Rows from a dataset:
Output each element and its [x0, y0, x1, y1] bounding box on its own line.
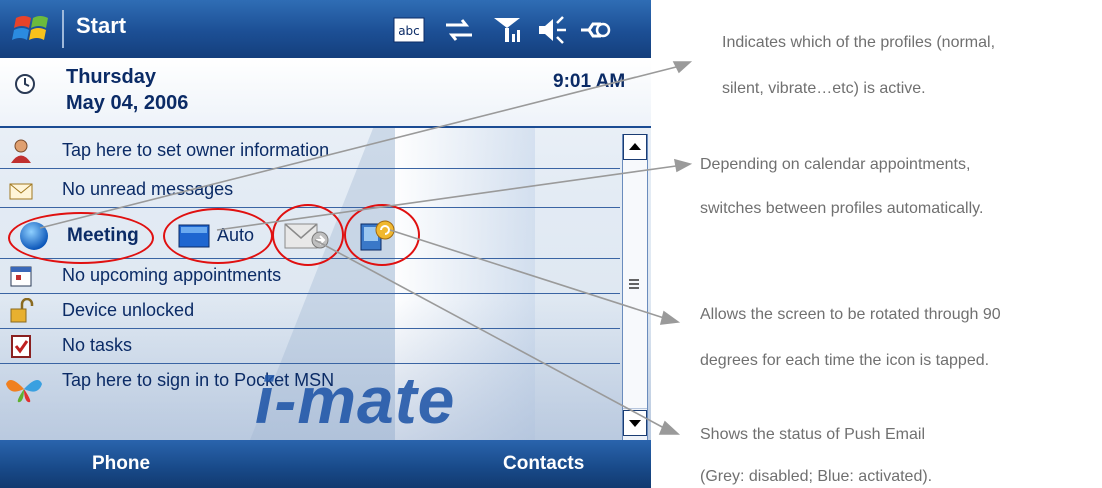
scroll-up-button[interactable]: [623, 134, 647, 160]
unlocked-padlock-icon: [10, 298, 34, 323]
email-note-line1: Shows the status of Push Email: [700, 426, 925, 443]
profile-arrowhead: [672, 61, 693, 74]
scrollbar[interactable]: [622, 134, 648, 440]
owner-info-row[interactable]: Tap here to set owner information: [0, 134, 620, 169]
owner-info-label: Tap here to set owner information: [62, 140, 330, 160]
envelope-icon: [9, 183, 33, 200]
title-separator: [62, 10, 64, 48]
rotate-callout-oval: [344, 204, 420, 266]
scroll-down-button[interactable]: [623, 410, 647, 436]
start-menu-title[interactable]: Start: [76, 13, 126, 39]
softkey-bar: Phone Contacts: [0, 440, 651, 488]
email-note-line2: (Grey: disabled; Blue: activated).: [700, 468, 933, 485]
contacts-softkey[interactable]: Contacts: [503, 453, 584, 475]
profile-note-line1: Indicates which of the profiles (normal,: [722, 34, 996, 51]
tasks-label: No tasks: [62, 335, 133, 355]
pda-screen: Start abc Thursday May 04, 2006 9:01 AM …: [0, 0, 651, 488]
tasks-checkbox-icon: [11, 335, 31, 358]
appointments-label: No upcoming appointments: [62, 265, 282, 285]
auto-arrowhead: [673, 158, 693, 173]
svg-text:abc: abc: [398, 24, 420, 38]
email-arrowhead: [658, 420, 681, 435]
rotate-note-line2: degrees for each time the icon is tapped…: [700, 352, 990, 369]
title-bar: Start abc: [0, 0, 651, 58]
auto-callout-oval: [163, 208, 273, 264]
date-label: May 04, 2006: [66, 92, 189, 114]
imate-logo: i-mate: [255, 363, 456, 437]
speaker-icon[interactable]: [535, 14, 569, 46]
tasks-row[interactable]: No tasks: [0, 329, 620, 364]
messages-label: No unread messages: [62, 179, 234, 199]
email-callout-oval: [272, 204, 344, 266]
device-lock-label: Device unlocked: [62, 300, 195, 320]
signal-icon[interactable]: [490, 14, 524, 46]
profile-callout-oval: [8, 212, 154, 264]
device-lock-row[interactable]: Device unlocked: [0, 294, 620, 329]
calendar-icon: [10, 266, 32, 287]
msn-butterfly-icon: [6, 380, 42, 403]
clock-icon: [15, 74, 35, 94]
arrow-up-icon: [629, 143, 641, 150]
rotate-note-line1: Allows the screen to be rotated through …: [700, 306, 1001, 323]
grip-icon: [629, 279, 639, 289]
day-label: Thursday: [66, 66, 157, 88]
auto-note-line1: Depending on calendar appointments,: [700, 156, 971, 173]
windows-start-icon[interactable]: [12, 12, 52, 46]
date-time-panel[interactable]: Thursday May 04, 2006 9:01 AM: [0, 58, 651, 128]
profile-note-line2: silent, vibrate…etc) is active.: [722, 80, 926, 97]
auto-note-line2: switches between profiles automatically.: [700, 200, 984, 217]
connectivity-icon[interactable]: [577, 14, 611, 46]
messages-row[interactable]: No unread messages: [0, 173, 620, 208]
sync-icon[interactable]: [442, 14, 476, 46]
arrow-down-icon: [629, 420, 641, 427]
abc-input-icon[interactable]: abc: [392, 14, 426, 46]
owner-person-icon: [11, 139, 31, 163]
scroll-thumb[interactable]: [623, 160, 647, 409]
time-label: 9:01 AM: [553, 71, 626, 92]
phone-softkey[interactable]: Phone: [92, 453, 150, 475]
rotate-arrowhead: [659, 310, 681, 325]
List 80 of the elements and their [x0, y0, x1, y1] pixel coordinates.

- **WHAT THIS TASK INVOLVES**
Copy the lines exactly as they appear, starting with the line that contains "scroll-up-button[interactable]: [623, 134, 647, 160]" and ending with the line that contains "device-lock-label: Device unlocked: [62, 300, 195, 320]".

- **FINISHED TASK**
scroll-up-button[interactable]: [623, 134, 647, 160]
unlocked-padlock-icon: [10, 298, 34, 323]
email-note-line1: Shows the status of Push Email: [700, 426, 925, 443]
profile-arrowhead: [672, 61, 693, 74]
scrollbar[interactable]: [622, 134, 648, 440]
owner-info-row[interactable]: Tap here to set owner information: [0, 134, 620, 169]
owner-info-label: Tap here to set owner information: [62, 140, 330, 160]
envelope-icon: [9, 183, 33, 200]
title-separator: [62, 10, 64, 48]
rotate-callout-oval: [344, 204, 420, 266]
scroll-down-button[interactable]: [623, 410, 647, 436]
start-menu-title[interactable]: Start: [76, 13, 126, 39]
softkey-bar: Phone Contacts: [0, 440, 651, 488]
email-note-line2: (Grey: disabled; Blue: activated).: [700, 468, 933, 485]
contacts-softkey[interactable]: Contacts: [503, 453, 584, 475]
profile-note-line1: Indicates which of the profiles (normal,: [722, 34, 996, 51]
tasks-label: No tasks: [62, 335, 133, 355]
pda-screen: Start abc Thursday May 04, 2006 9:01 AM …: [0, 0, 651, 488]
tasks-checkbox-icon: [11, 335, 31, 358]
appointments-label: No upcoming appointments: [62, 265, 282, 285]
auto-arrowhead: [673, 158, 693, 173]
svg-text:abc: abc: [398, 24, 420, 38]
email-arrowhead: [658, 420, 681, 435]
rotate-note-line2: degrees for each time the icon is tapped…: [700, 352, 990, 369]
title-bar: Start abc: [0, 0, 651, 58]
auto-callout-oval: [163, 208, 273, 264]
date-label: May 04, 2006: [66, 92, 189, 114]
imate-logo: i-mate: [255, 363, 456, 437]
speaker-icon[interactable]: [535, 14, 569, 46]
tasks-row[interactable]: No tasks: [0, 329, 620, 364]
messages-label: No unread messages: [62, 179, 234, 199]
email-callout-oval: [272, 204, 344, 266]
device-lock-label: Device unlocked: [62, 300, 195, 320]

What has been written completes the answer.